__Your task__
Which lines in the material below contain the word "text"? Copy each of them.

----- Stored records -----

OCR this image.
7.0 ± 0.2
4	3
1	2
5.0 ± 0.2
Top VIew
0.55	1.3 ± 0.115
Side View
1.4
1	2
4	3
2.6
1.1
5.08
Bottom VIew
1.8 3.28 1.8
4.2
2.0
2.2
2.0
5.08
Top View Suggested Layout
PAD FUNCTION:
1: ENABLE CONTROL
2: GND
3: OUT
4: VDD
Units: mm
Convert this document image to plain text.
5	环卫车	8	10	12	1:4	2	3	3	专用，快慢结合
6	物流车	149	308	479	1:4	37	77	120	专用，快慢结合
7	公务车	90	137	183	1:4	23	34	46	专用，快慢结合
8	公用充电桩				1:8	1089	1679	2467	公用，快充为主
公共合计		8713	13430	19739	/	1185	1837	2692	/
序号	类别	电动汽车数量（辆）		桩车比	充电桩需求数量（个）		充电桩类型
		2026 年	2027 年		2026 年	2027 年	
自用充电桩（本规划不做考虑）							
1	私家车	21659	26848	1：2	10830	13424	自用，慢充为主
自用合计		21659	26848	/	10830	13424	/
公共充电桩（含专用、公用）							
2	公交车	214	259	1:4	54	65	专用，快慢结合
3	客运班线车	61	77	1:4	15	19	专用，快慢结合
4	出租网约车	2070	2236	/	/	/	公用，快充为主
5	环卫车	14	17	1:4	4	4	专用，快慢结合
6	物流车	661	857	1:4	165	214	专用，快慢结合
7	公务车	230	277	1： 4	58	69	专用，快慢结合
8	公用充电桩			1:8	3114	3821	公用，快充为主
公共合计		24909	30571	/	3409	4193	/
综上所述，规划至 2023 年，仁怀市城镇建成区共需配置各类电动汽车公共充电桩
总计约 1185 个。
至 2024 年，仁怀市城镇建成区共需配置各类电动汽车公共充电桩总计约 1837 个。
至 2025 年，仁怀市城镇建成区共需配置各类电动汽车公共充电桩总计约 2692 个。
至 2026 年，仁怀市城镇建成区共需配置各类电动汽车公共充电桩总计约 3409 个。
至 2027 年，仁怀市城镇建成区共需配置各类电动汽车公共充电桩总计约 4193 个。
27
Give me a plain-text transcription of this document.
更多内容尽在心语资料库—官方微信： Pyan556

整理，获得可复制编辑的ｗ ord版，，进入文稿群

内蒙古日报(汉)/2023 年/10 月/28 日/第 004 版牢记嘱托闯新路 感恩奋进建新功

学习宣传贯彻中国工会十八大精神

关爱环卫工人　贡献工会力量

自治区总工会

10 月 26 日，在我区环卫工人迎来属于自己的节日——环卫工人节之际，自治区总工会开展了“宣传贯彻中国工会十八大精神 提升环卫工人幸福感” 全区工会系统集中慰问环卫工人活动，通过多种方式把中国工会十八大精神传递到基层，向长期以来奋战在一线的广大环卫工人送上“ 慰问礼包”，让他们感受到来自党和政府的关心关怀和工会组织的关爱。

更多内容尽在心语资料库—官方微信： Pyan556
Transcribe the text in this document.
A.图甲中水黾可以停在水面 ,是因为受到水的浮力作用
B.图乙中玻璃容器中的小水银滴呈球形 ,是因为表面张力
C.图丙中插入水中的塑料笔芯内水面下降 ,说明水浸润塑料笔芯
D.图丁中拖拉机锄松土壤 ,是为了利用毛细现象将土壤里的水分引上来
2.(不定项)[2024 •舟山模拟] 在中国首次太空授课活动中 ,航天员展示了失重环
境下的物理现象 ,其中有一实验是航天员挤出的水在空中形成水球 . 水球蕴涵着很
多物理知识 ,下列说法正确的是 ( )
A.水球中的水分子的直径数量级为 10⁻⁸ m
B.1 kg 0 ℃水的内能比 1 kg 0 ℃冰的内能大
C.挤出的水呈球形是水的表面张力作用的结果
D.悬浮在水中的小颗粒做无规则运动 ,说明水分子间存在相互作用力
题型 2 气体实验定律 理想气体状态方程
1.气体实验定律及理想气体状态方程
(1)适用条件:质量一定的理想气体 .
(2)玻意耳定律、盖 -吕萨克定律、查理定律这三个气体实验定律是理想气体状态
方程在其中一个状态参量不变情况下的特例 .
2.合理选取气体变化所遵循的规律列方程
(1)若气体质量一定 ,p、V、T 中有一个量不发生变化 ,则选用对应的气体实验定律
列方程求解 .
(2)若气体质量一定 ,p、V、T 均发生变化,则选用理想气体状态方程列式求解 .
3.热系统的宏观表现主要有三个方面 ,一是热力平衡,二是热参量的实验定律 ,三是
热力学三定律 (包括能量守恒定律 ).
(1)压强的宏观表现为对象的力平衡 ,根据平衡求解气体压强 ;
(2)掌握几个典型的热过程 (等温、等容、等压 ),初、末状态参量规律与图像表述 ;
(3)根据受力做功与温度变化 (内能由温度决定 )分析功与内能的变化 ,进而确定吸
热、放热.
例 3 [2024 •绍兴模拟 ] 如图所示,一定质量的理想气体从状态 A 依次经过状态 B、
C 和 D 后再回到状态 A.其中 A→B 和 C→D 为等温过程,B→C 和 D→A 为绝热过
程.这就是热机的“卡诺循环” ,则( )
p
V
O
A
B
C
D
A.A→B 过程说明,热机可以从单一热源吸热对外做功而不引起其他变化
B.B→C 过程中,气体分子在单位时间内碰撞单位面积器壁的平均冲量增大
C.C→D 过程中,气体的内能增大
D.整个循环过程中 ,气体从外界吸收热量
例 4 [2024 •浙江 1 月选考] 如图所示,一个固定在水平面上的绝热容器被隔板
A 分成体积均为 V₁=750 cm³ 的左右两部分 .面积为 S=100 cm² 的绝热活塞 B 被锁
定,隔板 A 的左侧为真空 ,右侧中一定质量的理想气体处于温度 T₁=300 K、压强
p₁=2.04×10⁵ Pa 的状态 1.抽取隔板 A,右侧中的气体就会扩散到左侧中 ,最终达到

-----

__Solution for this problem__
Convert this document image to plain text.
Give me a plain-text transcription of this document.
Transcribe the text in this document.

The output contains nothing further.